What to work on:
**A.** In the article about the Oklahoma–Texas A&M Cotton Bowl, which school did Justin Brown play for before joining Oklahoma?
**B.** List every person the Cotton Bowl article quotes directly.

ARLINGTON, Texas – R.J. Washington was an innocent soul at the OU-Florida Big Bowl four years ago. Then a redshirting freshman, Washington had no clue the impact of conference status upon his sport.
“I didn't really realize coming out of high school, the stigma that the SEC and the Big 12, the beef they had,” Washington said. “Then we lost, and everybody started chanting ‘SEC.'”
Now the Sooners face their first SEC foe since that Florida game, Texas A&M in the Cotton Bowl on Friday night, and make no mistake. This is a game for conference pride and conference honor.
The SEC has won six straight national championships and bathes in a superiority complex.
“I think whatever conference you play in, there's always pride, especially when it comes to bowl season,” said OU split end Justin Brown, who played for Penn State the previous three seasons. “You find yourself watching games, cheering for your conference, no matter what team it is. You want your team to be the best conference. This is one of the times time when you can prove it, the bowl season.”
Plus the plot twist of A&M's exodus from the Big 12 to the Southeastern Conference. The Aggies proudly proclaim how much bigger and better is the SEC.
“Definitely conference pride” at stake, said OU halfback Brennan Clay. “Especially with them (the Aggies) leaving. It's going to be a test. They're now in the SEC. We know that. We've got to represent the Big 12 well.”
Some discount the import of conference debate.
“I don't look at it that way,” Bob Stoops said. “It all is propaganda and what the media does. We need to win for other reasons. I'm not worried about the media war … I don't get into that stuff.”

Data:
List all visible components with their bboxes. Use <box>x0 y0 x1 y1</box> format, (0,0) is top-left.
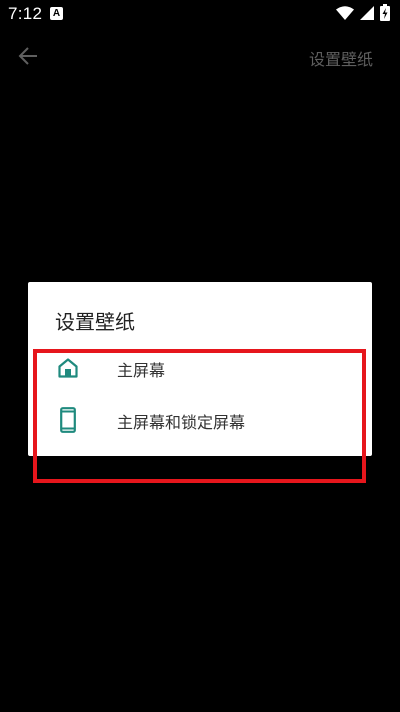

The responses:
**A.** Penn State, for the previous three seasons.

**B.** R.J. Washington, Justin Brown, Brennan Clay, Bob Stoops